• **Data provided**

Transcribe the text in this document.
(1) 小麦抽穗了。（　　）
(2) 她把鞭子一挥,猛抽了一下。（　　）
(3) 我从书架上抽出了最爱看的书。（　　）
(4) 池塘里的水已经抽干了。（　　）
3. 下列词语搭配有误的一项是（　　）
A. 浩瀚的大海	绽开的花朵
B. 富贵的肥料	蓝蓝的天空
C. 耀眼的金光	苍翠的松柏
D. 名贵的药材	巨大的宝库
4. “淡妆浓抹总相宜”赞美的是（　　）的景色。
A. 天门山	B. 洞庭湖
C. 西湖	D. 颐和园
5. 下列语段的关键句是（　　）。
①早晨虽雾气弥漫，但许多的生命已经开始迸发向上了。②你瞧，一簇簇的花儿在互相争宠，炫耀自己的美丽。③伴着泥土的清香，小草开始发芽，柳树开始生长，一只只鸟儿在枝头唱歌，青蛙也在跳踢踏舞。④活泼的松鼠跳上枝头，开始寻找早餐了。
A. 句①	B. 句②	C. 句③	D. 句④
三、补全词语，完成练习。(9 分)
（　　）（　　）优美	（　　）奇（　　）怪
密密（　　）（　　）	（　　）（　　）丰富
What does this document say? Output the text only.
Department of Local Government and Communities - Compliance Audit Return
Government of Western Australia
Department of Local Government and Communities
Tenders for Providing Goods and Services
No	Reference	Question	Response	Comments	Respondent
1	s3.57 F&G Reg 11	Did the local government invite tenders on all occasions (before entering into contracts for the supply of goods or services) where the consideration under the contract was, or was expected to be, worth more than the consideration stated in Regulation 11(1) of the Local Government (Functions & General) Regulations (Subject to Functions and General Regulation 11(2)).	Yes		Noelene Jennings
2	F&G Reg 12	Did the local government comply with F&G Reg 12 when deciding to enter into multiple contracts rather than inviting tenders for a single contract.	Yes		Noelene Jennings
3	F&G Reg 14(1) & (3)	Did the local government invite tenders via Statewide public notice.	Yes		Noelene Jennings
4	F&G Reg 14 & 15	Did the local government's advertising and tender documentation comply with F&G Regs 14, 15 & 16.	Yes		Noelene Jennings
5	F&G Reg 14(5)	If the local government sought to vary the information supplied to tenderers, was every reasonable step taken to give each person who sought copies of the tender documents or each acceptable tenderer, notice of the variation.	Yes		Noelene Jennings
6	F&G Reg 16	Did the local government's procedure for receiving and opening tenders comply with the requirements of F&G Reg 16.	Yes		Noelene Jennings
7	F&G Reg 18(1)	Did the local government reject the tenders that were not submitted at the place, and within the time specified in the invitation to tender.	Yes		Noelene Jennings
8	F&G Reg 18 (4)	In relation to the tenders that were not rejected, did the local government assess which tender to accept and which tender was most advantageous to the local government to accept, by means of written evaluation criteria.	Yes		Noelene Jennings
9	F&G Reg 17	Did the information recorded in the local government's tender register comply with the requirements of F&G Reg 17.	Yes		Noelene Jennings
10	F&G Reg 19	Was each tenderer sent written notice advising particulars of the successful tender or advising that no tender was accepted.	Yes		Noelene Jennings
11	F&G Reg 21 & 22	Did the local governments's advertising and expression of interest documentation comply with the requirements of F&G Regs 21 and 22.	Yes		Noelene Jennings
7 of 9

==

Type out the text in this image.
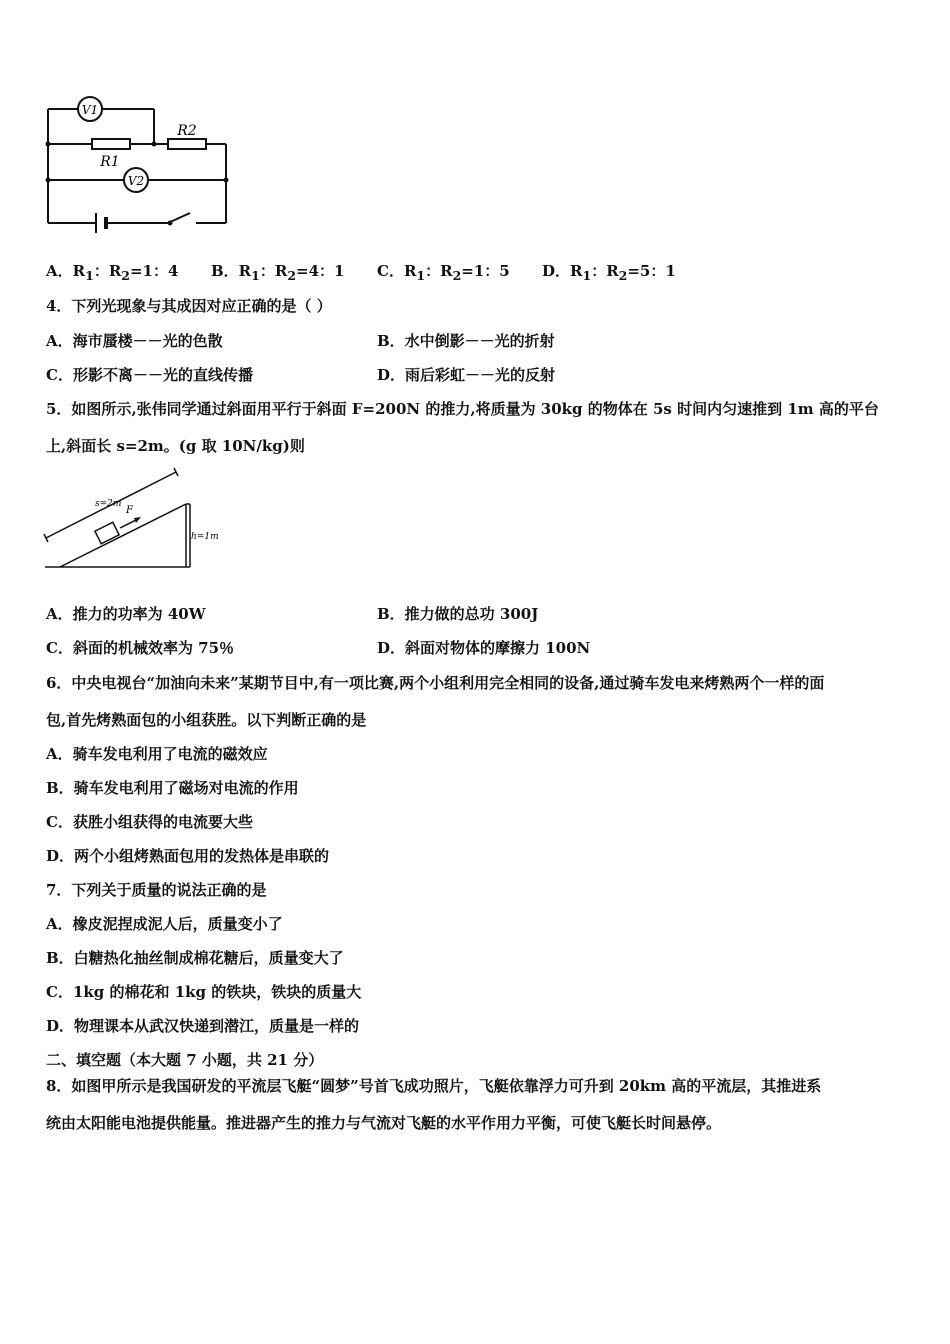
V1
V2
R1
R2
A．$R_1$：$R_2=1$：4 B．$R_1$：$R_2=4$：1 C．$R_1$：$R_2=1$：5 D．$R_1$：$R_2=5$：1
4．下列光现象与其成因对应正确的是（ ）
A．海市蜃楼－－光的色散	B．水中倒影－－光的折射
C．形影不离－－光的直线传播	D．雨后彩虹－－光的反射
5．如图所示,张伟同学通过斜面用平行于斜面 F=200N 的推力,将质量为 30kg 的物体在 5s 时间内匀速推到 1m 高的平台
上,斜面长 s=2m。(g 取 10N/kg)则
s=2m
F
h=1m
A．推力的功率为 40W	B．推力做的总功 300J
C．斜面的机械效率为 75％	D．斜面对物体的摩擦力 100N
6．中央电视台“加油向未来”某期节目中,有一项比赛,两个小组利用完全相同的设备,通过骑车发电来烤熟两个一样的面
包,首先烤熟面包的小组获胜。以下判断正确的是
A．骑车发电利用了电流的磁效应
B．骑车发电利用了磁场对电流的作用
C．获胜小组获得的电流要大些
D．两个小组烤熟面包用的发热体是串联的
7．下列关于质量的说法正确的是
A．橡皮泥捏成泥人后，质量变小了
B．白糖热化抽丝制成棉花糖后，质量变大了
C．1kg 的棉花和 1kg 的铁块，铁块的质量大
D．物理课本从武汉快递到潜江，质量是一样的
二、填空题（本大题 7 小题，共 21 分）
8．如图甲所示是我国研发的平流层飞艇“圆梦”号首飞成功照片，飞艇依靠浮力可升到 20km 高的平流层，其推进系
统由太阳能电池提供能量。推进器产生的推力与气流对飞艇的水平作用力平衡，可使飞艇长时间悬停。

• **Required work**
Read the data above. Pull out each line in which the string "text" appears.

• **Task response**
Transcribe the text in this document.
What does this document say? Output the text only.
Type out the text in this image.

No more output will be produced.